[Collected data entries]
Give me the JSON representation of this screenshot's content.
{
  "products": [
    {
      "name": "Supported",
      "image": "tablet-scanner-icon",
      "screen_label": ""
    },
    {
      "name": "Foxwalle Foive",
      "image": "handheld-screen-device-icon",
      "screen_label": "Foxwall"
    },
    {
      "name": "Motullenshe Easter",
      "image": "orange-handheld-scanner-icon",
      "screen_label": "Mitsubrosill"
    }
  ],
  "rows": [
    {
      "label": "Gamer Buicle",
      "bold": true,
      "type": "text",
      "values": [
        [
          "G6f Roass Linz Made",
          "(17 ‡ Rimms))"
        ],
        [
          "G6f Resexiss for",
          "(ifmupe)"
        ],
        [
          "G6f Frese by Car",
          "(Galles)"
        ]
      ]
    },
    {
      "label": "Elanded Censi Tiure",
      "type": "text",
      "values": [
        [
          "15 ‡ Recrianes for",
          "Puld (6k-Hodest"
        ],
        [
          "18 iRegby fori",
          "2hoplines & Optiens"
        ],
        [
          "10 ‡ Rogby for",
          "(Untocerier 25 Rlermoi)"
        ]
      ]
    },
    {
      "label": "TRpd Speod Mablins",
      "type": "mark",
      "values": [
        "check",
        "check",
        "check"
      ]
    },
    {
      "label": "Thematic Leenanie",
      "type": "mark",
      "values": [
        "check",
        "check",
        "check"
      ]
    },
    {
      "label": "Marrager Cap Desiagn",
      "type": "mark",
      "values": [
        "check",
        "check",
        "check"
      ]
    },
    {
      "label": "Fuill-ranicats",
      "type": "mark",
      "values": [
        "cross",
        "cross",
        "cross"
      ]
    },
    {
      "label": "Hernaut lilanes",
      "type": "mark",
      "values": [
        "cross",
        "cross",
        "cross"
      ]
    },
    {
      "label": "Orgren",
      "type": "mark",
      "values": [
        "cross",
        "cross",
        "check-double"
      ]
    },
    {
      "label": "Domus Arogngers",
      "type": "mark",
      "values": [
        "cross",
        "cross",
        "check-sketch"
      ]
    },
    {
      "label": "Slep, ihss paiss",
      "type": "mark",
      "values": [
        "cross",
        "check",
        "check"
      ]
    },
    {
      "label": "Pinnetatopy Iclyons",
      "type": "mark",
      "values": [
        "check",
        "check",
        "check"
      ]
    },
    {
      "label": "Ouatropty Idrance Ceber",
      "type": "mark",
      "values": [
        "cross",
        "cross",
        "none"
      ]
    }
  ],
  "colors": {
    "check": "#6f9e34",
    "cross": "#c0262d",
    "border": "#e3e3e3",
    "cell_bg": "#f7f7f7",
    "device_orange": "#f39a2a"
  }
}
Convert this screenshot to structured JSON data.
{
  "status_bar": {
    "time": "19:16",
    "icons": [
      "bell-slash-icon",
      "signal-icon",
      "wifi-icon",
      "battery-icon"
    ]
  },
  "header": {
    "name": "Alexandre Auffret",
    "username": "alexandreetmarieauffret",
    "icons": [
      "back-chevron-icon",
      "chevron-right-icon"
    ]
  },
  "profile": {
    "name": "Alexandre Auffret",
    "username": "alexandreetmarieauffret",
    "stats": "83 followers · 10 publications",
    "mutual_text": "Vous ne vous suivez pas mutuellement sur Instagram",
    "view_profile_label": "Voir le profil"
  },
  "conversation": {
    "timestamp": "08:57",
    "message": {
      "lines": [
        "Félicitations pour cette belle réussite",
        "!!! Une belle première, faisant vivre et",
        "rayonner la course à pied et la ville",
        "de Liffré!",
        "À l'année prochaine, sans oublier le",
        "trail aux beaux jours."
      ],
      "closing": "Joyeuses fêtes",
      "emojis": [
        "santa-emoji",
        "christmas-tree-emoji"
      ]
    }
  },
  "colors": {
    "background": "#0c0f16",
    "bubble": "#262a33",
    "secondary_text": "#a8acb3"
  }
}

- What you will do
Set down every record above exactly as given.

- Reply
Give me the JSON representation of this screenshot's content.
{
  "products": [
    {
      "name": "Supported",
      "image": "tablet-scanner-icon",
      "screen_label": ""
    },
    {
      "name": "Foxwalle Foive",
      "image": "handheld-screen-device-icon",
      "screen_label": "Foxwall"
    },
    {
      "name": "Motullenshe Easter",
      "image": "orange-handheld-scanner-icon",
      "screen_label": "Mitsubrosill"
    }
  ],
  "rows": [
    {
      "label": "Gamer Buicle",
      "bold": true,
      "type": "text",
      "values": [
        [
          "G6f Roass Linz Made",
          "(17 ‡ Rimms))"
        ],
        [
          "G6f Resexiss for",
          "(ifmupe)"
        ],
        [
          "G6f Frese by Car",
          "(Galles)"
        ]
      ]
    },
    {
      "label": "Elanded Censi Tiure",
      "type": "text",
      "values": [
        [
          "15 ‡ Recrianes for",
          "Puld (6k-Hodest"
        ],
        [
          "18 iRegby fori",
          "2hoplines & Optiens"
        ],
        [
          "10 ‡ Rogby for",
          "(Untocerier 25 Rlermoi)"
        ]
      ]
    },
    {
      "label": "TRpd Speod Mablins",
      "type": "mark",
      "values": [
        "check",
        "check",
        "check"
      ]
    },
    {
      "label": "Thematic Leenanie",
      "type": "mark",
      "values": [
        "check",
        "check",
        "check"
      ]
    },
    {
      "label": "Marrager Cap Desiagn",
      "type": "mark",
      "values": [
        "check",
        "check",
        "check"
      ]
    },
    {
      "label": "Fuill-ranicats",
      "type": "mark",
      "values": [
        "cross",
        "cross",
        "cross"
      ]
    },
    {
      "label": "Hernaut lilanes",
      "type": "mark",
      "values": [
        "cross",
        "cross",
        "cross"
      ]
    },
    {
      "label": "Orgren",
      "type": "mark",
      "values": [
        "cross",
        "cross",
        "check-double"
      ]
    },
    {
      "label": "Domus Arogngers",
      "type": "mark",
      "values": [
        "cross",
        "cross",
        "check-sketch"
      ]
    },
    {
      "label": "Slep, ihss paiss",
      "type": "mark",
      "values": [
        "cross",
        "check",
        "check"
      ]
    },
    {
      "label": "Pinnetatopy Iclyons",
      "type": "mark",
      "values": [
        "check",
        "check",
        "check"
      ]
    },
    {
      "label": "Ouatropty Idrance Ceber",
      "type": "mark",
      "values": [
        "cross",
        "cross",
        "none"
      ]
    }
  ],
  "colors": {
    "check": "#6f9e34",
    "cross": "#c0262d",
    "border": "#e3e3e3",
    "cell_bg": "#f7f7f7",
    "device_orange": "#f39a2a"
  }
}
Convert this screenshot to structured JSON data.
{
  "status_bar": {
    "time": "19:16",
    "icons": [
      "bell-slash-icon",
      "signal-icon",
      "wifi-icon",
      "battery-icon"
    ]
  },
  "header": {
    "name": "Alexandre Auffret",
    "username": "alexandreetmarieauffret",
    "icons": [
      "back-chevron-icon",
      "chevron-right-icon"
    ]
  },
  "profile": {
    "name": "Alexandre Auffret",
    "username": "alexandreetmarieauffret",
    "stats": "83 followers · 10 publications",
    "mutual_text": "Vous ne vous suivez pas mutuellement sur Instagram",
    "view_profile_label": "Voir le profil"
  },
  "conversation": {
    "timestamp": "08:57",
    "message": {
      "lines": [
        "Félicitations pour cette belle réussite",
        "!!! Une belle première, faisant vivre et",
        "rayonner la course à pied et la ville",
        "de Liffré!",
        "À l'année prochaine, sans oublier le",
        "trail aux beaux jours."
      ],
      "closing": "Joyeuses fêtes",
      "emojis": [
        "santa-emoji",
        "christmas-tree-emoji"
      ]
    }
  },
  "colors": {
    "background": "#0c0f16",
    "bubble": "#262a33",
    "secondary_text": "#a8acb3"
  }
}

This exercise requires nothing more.